THE PROBLEM: Would you restate all the data that follows, word for word?

Stored data entries:
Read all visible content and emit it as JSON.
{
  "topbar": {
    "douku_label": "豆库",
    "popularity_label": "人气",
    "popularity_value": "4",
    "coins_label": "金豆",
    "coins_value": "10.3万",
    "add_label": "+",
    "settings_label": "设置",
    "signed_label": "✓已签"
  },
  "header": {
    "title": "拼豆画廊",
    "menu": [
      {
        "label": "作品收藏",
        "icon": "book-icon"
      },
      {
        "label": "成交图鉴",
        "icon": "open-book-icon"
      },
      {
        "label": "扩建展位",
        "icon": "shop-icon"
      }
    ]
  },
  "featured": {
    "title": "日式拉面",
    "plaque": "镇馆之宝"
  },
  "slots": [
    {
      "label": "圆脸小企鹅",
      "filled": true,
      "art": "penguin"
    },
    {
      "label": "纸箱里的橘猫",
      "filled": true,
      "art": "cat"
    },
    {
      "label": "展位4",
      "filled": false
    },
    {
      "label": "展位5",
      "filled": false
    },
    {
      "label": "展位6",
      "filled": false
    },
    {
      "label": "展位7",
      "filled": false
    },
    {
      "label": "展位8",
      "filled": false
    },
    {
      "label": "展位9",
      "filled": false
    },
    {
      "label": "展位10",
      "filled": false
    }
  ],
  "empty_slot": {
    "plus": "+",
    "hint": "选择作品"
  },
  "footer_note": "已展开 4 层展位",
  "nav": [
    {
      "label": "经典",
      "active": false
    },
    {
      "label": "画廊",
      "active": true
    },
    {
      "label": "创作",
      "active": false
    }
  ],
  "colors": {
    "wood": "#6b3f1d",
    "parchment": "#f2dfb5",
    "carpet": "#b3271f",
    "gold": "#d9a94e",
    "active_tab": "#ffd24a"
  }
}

RESULT FOR THIS EXERCISE:
Read all visible content and emit it as JSON.
{
  "topbar": {
    "douku_label": "豆库",
    "popularity_label": "人气",
    "popularity_value": "4",
    "coins_label": "金豆",
    "coins_value": "10.3万",
    "add_label": "+",
    "settings_label": "设置",
    "signed_label": "✓已签"
  },
  "header": {
    "title": "拼豆画廊",
    "menu": [
      {
        "label": "作品收藏",
        "icon": "book-icon"
      },
      {
        "label": "成交图鉴",
        "icon": "open-book-icon"
      },
      {
        "label": "扩建展位",
        "icon": "shop-icon"
      }
    ]
  },
  "featured": {
    "title": "日式拉面",
    "plaque": "镇馆之宝"
  },
  "slots": [
    {
      "label": "圆脸小企鹅",
      "filled": true,
      "art": "penguin"
    },
    {
      "label": "纸箱里的橘猫",
      "filled": true,
      "art": "cat"
    },
    {
      "label": "展位4",
      "filled": false
    },
    {
      "label": "展位5",
      "filled": false
    },
    {
      "label": "展位6",
      "filled": false
    },
    {
      "label": "展位7",
      "filled": false
    },
    {
      "label": "展位8",
      "filled": false
    },
    {
      "label": "展位9",
      "filled": false
    },
    {
      "label": "展位10",
      "filled": false
    }
  ],
  "empty_slot": {
    "plus": "+",
    "hint": "选择作品"
  },
  "footer_note": "已展开 4 层展位",
  "nav": [
    {
      "label": "经典",
      "active": false
    },
    {
      "label": "画廊",
      "active": true
    },
    {
      "label": "创作",
      "active": false
    }
  ],
  "colors": {
    "wood": "#6b3f1d",
    "parchment": "#f2dfb5",
    "carpet": "#b3271f",
    "gold": "#d9a94e",
    "active_tab": "#ffd24a"
  }
}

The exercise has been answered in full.